What is asked: Leaving out the pictures, please retype each record exactly.

Rows from a figure dataset
▬▬▬
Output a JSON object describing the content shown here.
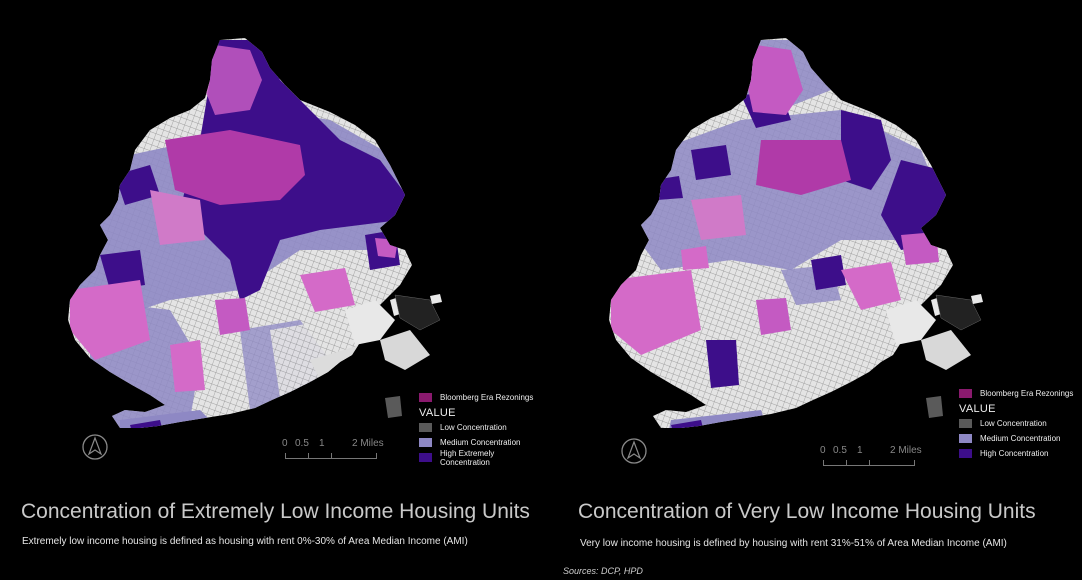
{
  "colors": {
    "background": "#000000",
    "rezoning": "#8a1a6e",
    "low": "#5a5a5a",
    "medium": "#8e88c4",
    "high": "#3d0e8a",
    "magenta": "#c45ac2",
    "street": "#d6d6d6"
  },
  "maps": [
    {
      "title": "Concentration of Extremely Low Income Housing Units",
      "subtitle": "Extremely low income housing is defined as housing with rent 0%-30% of Area Median Income (AMI)",
      "legend": {
        "rezoning_label": "Bloomberg Era Rezonings",
        "value_heading": "VALUE",
        "classes": [
          {
            "label": "Low Concentration",
            "color": "#5a5a5a"
          },
          {
            "label": "Medium Concentration",
            "color": "#8e88c4"
          },
          {
            "label": "High Extremely Concentration",
            "color": "#3d0e8a"
          }
        ]
      },
      "scale": {
        "ticks": [
          "0",
          "0.5",
          "1",
          "2 Miles"
        ]
      },
      "north_icon": "north-arrow-icon"
    },
    {
      "title": "Concentration of Very Low Income Housing Units",
      "subtitle": "Very low income housing is defined by housing with rent 31%-51% of Area Median Income (AMI)",
      "legend": {
        "rezoning_label": "Bloomberg Era Rezonings",
        "value_heading": "VALUE",
        "classes": [
          {
            "label": "Low Concentration",
            "color": "#5a5a5a"
          },
          {
            "label": "Medium Concentration",
            "color": "#8e88c4"
          },
          {
            "label": "High Concentration",
            "color": "#3d0e8a"
          }
        ]
      },
      "scale": {
        "ticks": [
          "0",
          "0.5",
          "1",
          "2 Miles"
        ]
      },
      "north_icon": "north-arrow-icon"
    }
  ],
  "sources": "Sources: DCP, HPD"
}
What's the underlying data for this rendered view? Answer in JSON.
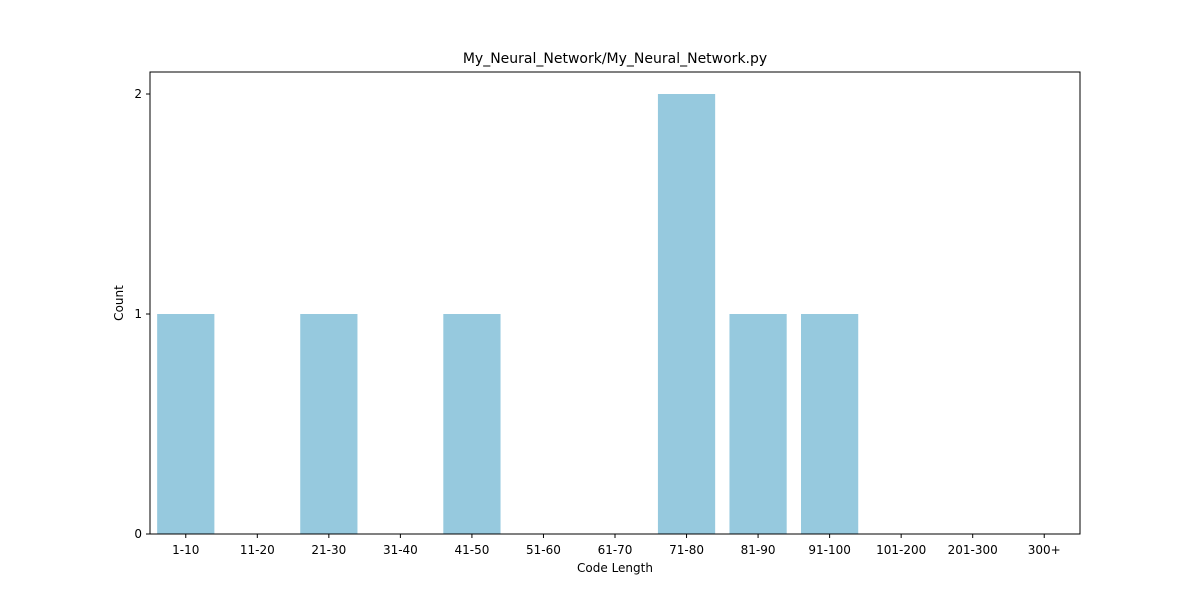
▬▬▬
Result of the exercise:
Output a JSON object describing the content shown here.
{
  "colors": {
    "background": "#000000",
    "rezoning": "#8a1a6e",
    "low": "#5a5a5a",
    "medium": "#8e88c4",
    "high": "#3d0e8a",
    "magenta": "#c45ac2",
    "street": "#d6d6d6"
  },
  "maps": [
    {
      "title": "Concentration of Extremely Low Income Housing Units",
      "subtitle": "Extremely low income housing is defined as housing with rent 0%-30% of Area Median Income (AMI)",
      "legend": {
        "rezoning_label": "Bloomberg Era Rezonings",
        "value_heading": "VALUE",
        "classes": [
          {
            "label": "Low Concentration",
            "color": "#5a5a5a"
          },
          {
            "label": "Medium Concentration",
            "color": "#8e88c4"
          },
          {
            "label": "High Extremely Concentration",
            "color": "#3d0e8a"
          }
        ]
      },
      "scale": {
        "ticks": [
          "0",
          "0.5",
          "1",
          "2 Miles"
        ]
      },
      "north_icon": "north-arrow-icon"
    },
    {
      "title": "Concentration of Very Low Income Housing Units",
      "subtitle": "Very low income housing is defined by housing with rent 31%-51% of Area Median Income (AMI)",
      "legend": {
        "rezoning_label": "Bloomberg Era Rezonings",
        "value_heading": "VALUE",
        "classes": [
          {
            "label": "Low Concentration",
            "color": "#5a5a5a"
          },
          {
            "label": "Medium Concentration",
            "color": "#8e88c4"
          },
          {
            "label": "High Concentration",
            "color": "#3d0e8a"
          }
        ]
      },
      "scale": {
        "ticks": [
          "0",
          "0.5",
          "1",
          "2 Miles"
        ]
      },
      "north_icon": "north-arrow-icon"
    }
  ],
  "sources": "Sources: DCP, HPD"
}
What's the underlying data for this rendered view? Answer in JSON.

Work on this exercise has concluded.